# REQUIREMENTS
Print out the entries below with no edits.

# ENTRIES

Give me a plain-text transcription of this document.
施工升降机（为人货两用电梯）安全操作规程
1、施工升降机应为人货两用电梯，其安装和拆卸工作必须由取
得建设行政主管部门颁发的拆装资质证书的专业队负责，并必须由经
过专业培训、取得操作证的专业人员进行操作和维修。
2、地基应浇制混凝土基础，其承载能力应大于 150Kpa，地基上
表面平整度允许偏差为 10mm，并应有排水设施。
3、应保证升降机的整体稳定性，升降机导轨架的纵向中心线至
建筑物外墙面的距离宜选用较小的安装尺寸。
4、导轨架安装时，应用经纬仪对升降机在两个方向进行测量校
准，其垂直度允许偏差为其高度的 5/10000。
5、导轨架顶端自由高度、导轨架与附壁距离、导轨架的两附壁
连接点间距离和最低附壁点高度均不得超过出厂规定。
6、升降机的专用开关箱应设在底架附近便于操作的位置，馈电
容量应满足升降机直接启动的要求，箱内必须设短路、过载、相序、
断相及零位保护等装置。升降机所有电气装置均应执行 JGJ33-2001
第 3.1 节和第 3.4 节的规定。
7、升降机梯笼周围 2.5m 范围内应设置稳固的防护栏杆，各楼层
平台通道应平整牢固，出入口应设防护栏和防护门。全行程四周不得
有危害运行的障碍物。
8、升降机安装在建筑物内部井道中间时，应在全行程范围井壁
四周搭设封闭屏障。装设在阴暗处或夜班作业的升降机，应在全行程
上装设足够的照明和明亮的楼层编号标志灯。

# RESPONSE
Give me a plain-text transcription of this document.
施工升降机（为人货两用电梯）安全操作规程
1、施工升降机应为人货两用电梯，其安装和拆卸工作必须由取
得建设行政主管部门颁发的拆装资质证书的专业队负责，并必须由经
过专业培训、取得操作证的专业人员进行操作和维修。
2、地基应浇制混凝土基础，其承载能力应大于 150Kpa，地基上
表面平整度允许偏差为 10mm，并应有排水设施。
3、应保证升降机的整体稳定性，升降机导轨架的纵向中心线至
建筑物外墙面的距离宜选用较小的安装尺寸。
4、导轨架安装时，应用经纬仪对升降机在两个方向进行测量校
准，其垂直度允许偏差为其高度的 5/10000。
5、导轨架顶端自由高度、导轨架与附壁距离、导轨架的两附壁
连接点间距离和最低附壁点高度均不得超过出厂规定。
6、升降机的专用开关箱应设在底架附近便于操作的位置，馈电
容量应满足升降机直接启动的要求，箱内必须设短路、过载、相序、
断相及零位保护等装置。升降机所有电气装置均应执行 JGJ33-2001
第 3.1 节和第 3.4 节的规定。
7、升降机梯笼周围 2.5m 范围内应设置稳固的防护栏杆，各楼层
平台通道应平整牢固，出入口应设防护栏和防护门。全行程四周不得
有危害运行的障碍物。
8、升降机安装在建筑物内部井道中间时，应在全行程范围井壁
四周搭设封闭屏障。装设在阴暗处或夜班作业的升降机，应在全行程
上装设足够的照明和明亮的楼层编号标志灯。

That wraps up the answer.